Blue Note vinyl: vinyl weight chronology

Audio quality and vinyl weight are not causally related, not that you would guess from the number of “180 gram audiophile pressings” in record shop shelves. However,the deeper groove cut facilitated by thicker heavier vinyl does have important audible benefits, as the music encoded on that deeper groove wall is better protected against damage to the vinyl surface, and heavier vinyl is more stable in the turntable platter.

Depth of vinyl groove is determined during the lacquer master cutting process, and produces the same groove depth whether pressed into wafer thin or jumbo-thick vinyl. That is why King Records in Japan could produce such great sounding Blue Note pressings on less than 120 gram vinyl.

Vinyl weight fell by over fifty percent in the decades between the rise of Bebop and the “demise” of mainstream vinyl as it became replaced by The Evil Silver Disk™. As a result, vinyl weight is a useful indicator of the probable date of manufacture, in addition to usual paraphernalia for establishing authenticity. I have a  “Lexington” which has every mark of authenticity apart from its weight. You can stick a Lexington label on any piece of plastic, but you can’t disguise it comes out of a factory press at a time when 160 gram was the norm and not the  220 gram customary in 1956.

The availability of inexpensive accurate digital scales means it is easy enough to add this knowledge to your armoury of detective skills. As part of a housekeeping exercise my thousand-odd record jazz collection were put on the digital scales, allowing me bring some scientific rigour to my hypothesis about dating records.

An industry-wide overview of vinyl weight

First, an overview of vinyl weight distribution, as found in my 1,000 jazz records spanning from the early ’50s to the mid ’80s. All labels were weighed to establish “norms” for different labels and different times.

LJC Principles in dating Blue Note records

Label and catalogue number were used as a proxy for date of manufacture, allowing that some pressings out of chronological sequence. Records with mixed labels were assigned to the most modern one, hence a Lex/NY combination is an NY record. The change from Blue Note to Liberty is caught by the earless 1966 Liberty NYs, then the emergence of proper Division of Liberty. United Artists follows the same logic of approximate time periods which applied to label variations. Japanese and other non-US pressings are excluded throughout.

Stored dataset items
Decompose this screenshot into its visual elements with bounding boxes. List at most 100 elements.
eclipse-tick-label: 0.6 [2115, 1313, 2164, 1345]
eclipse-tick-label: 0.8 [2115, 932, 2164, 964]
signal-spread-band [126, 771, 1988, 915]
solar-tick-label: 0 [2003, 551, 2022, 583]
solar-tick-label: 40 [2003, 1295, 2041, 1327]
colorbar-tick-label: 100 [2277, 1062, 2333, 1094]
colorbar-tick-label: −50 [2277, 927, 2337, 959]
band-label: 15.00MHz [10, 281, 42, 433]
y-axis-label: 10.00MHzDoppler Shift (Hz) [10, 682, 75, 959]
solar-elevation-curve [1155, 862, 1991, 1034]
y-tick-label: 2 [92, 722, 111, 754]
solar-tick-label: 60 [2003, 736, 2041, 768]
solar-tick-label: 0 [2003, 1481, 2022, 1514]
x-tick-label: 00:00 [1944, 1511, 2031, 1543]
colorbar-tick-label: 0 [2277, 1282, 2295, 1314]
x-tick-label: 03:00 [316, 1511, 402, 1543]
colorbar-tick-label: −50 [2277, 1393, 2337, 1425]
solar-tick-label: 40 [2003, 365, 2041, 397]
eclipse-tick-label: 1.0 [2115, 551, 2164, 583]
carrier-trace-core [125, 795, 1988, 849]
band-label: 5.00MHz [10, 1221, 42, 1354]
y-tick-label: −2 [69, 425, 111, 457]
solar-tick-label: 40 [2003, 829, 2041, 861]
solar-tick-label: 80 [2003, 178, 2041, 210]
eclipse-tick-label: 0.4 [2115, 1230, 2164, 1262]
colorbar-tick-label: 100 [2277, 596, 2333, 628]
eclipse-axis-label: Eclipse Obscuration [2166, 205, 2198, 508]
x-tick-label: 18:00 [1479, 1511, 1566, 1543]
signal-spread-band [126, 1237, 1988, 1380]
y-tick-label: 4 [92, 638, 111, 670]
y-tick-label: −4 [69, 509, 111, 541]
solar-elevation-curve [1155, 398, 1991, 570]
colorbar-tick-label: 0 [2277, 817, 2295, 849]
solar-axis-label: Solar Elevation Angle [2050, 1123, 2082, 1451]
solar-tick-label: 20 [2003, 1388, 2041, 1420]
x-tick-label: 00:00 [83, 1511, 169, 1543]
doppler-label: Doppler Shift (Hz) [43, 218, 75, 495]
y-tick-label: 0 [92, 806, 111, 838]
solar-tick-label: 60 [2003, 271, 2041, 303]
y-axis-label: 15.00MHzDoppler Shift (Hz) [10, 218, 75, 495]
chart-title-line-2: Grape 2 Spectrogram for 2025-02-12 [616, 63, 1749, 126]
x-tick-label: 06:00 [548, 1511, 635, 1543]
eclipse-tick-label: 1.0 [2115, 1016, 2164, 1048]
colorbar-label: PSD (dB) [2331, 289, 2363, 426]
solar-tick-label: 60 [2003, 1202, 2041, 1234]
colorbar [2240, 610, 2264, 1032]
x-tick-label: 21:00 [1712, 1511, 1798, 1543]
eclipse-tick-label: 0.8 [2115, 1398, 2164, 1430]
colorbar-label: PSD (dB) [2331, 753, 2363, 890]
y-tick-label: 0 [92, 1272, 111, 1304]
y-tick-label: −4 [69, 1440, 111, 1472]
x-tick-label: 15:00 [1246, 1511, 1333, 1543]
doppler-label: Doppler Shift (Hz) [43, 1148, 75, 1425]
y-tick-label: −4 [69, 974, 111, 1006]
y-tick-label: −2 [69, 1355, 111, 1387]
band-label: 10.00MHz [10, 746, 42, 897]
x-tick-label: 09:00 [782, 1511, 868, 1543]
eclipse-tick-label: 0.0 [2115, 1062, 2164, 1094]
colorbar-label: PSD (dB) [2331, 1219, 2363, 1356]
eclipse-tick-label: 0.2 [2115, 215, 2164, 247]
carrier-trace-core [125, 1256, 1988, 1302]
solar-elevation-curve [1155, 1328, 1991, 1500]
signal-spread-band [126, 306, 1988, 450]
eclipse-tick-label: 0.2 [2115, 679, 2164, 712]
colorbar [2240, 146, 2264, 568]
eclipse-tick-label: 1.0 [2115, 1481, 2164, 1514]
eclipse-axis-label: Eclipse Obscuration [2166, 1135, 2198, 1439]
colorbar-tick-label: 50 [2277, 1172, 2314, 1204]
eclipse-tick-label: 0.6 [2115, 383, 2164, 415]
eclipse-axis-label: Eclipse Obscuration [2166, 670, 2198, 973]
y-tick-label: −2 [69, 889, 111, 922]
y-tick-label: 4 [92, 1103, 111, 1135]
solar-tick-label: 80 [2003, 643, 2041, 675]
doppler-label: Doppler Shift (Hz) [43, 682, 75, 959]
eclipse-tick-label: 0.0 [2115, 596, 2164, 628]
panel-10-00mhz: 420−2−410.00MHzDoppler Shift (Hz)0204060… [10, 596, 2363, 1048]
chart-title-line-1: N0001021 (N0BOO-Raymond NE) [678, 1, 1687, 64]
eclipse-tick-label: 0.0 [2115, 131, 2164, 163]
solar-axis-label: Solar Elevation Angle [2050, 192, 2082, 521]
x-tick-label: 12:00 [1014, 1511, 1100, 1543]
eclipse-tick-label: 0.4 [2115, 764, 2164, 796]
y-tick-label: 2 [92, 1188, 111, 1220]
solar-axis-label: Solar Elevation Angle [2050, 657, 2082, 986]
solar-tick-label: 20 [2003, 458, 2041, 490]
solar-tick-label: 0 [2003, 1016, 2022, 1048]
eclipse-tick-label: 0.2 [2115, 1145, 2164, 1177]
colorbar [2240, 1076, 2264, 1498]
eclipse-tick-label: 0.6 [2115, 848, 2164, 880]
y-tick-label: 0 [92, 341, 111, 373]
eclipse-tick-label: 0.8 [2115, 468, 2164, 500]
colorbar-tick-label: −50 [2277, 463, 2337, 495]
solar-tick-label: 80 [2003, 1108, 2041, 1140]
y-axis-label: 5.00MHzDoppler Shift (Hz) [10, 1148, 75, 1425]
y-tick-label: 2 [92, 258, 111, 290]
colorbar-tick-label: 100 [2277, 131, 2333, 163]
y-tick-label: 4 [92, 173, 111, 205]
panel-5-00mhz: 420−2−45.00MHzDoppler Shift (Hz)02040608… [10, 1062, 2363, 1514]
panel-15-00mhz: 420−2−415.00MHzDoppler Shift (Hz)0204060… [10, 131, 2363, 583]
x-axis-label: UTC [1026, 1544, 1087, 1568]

What you will do>
• a. Reproduce the stored dataset rows word for word, from the first row through the line that contains "band-label: 5.00MHz [10, 1221, 42, 1354]", including both of those lines.
• b. Pick up the text on Blue Note vinyl weight after its last sentence and keep writing.

Results of the exercise>
• a.
Decompose this screenshot into its visual elements with bounding boxes. List at most 100 elements.
eclipse-tick-label: 0.6 [2115, 1313, 2164, 1345]
eclipse-tick-label: 0.8 [2115, 932, 2164, 964]
signal-spread-band [126, 771, 1988, 915]
solar-tick-label: 0 [2003, 551, 2022, 583]
solar-tick-label: 40 [2003, 1295, 2041, 1327]
colorbar-tick-label: 100 [2277, 1062, 2333, 1094]
colorbar-tick-label: −50 [2277, 927, 2337, 959]
band-label: 15.00MHz [10, 281, 42, 433]
y-axis-label: 10.00MHzDoppler Shift (Hz) [10, 682, 75, 959]
solar-elevation-curve [1155, 862, 1991, 1034]
y-tick-label: 2 [92, 722, 111, 754]
solar-tick-label: 60 [2003, 736, 2041, 768]
solar-tick-label: 0 [2003, 1481, 2022, 1514]
x-tick-label: 00:00 [1944, 1511, 2031, 1543]
colorbar-tick-label: 0 [2277, 1282, 2295, 1314]
x-tick-label: 03:00 [316, 1511, 402, 1543]
colorbar-tick-label: −50 [2277, 1393, 2337, 1425]
solar-tick-label: 40 [2003, 365, 2041, 397]
eclipse-tick-label: 1.0 [2115, 551, 2164, 583]
carrier-trace-core [125, 795, 1988, 849]
band-label: 5.00MHz [10, 1221, 42, 1354]

• b.
Blue Note originals and later reissues

Nine US-pressed Blue Note cohorts are found among Original Blue Note Liberty and United Artists, with characteristic average  weight difference

The weight of vinyl biscuit and press settings in use varied  between plants but reduced over time. Pressure to reduce the cost of manufacture lead to a realisation that a satisfactory fill could be achieved using less vinyl. Vinyl weight therefore remains a useful indicator of probable origin, particularly with records that appear from their labels to be early/original  pressings.

Original Blue Note, 1956-66 (n=130)

Original Blue Note by weight

There were significant changes in vinyl weight between the different label addresses during the original Blue note years. Whilst there are outliers which are untypically heavy or untypically light, none are found below 160 grams before a certain date

Lexington and 47W63rd label (1956-61)

There are many copies of Blue Note records found with earlier labels than their actual date of manufacture. I have 34 records I can confidently place in the 1956-61 date of manufacture – here is how they shape up on the scales, using catalogue number as a rough proxy for time.The first four monsters on the left are my Lexington. The trend is downwards over time.

New York New York

Next, sixty-four NY label pre-66 original Blue Notes of which I am confident, having assigned the earless ones into the later Liberty manufacture period, and letting in the mongrels with mixed labels of which one is NY (with ear, of course) A bigger sample, lots of individual variation, but nevertheless average of 165 gm weight, and a trend toward shrinking the vinyl biscuit over time. Makes sense to me, supported by physical measurements rather than opinion.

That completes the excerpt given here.